▸ INPUT MATERIAL:
═══

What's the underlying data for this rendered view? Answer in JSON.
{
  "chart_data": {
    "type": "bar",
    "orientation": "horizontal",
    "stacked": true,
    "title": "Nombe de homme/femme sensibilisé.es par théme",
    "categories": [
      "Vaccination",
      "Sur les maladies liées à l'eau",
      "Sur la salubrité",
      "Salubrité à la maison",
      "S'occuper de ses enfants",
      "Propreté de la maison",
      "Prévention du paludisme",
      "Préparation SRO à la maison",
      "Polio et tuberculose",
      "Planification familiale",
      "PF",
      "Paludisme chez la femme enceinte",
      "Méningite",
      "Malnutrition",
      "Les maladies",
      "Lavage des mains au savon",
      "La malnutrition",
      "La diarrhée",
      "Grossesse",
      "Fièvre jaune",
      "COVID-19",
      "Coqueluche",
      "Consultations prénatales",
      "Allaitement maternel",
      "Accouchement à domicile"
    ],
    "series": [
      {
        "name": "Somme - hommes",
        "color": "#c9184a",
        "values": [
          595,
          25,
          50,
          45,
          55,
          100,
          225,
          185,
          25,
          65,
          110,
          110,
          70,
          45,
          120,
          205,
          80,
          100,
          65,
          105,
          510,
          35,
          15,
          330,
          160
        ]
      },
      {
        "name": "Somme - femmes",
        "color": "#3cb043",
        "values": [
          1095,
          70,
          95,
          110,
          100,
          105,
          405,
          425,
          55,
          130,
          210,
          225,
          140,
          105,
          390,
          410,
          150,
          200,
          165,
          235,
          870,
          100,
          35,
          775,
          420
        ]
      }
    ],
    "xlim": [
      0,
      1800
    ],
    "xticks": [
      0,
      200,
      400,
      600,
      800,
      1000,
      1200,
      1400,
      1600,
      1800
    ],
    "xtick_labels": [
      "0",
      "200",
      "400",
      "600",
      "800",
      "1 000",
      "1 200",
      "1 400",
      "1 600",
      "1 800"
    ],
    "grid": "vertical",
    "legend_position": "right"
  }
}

═══

▸ GIVEN INSTRUCTION: From the entries above, extract each line containing "Somme".

▸ SOLUTION:
        "name": "Somme - hommes",
        "name": "Somme - femmes",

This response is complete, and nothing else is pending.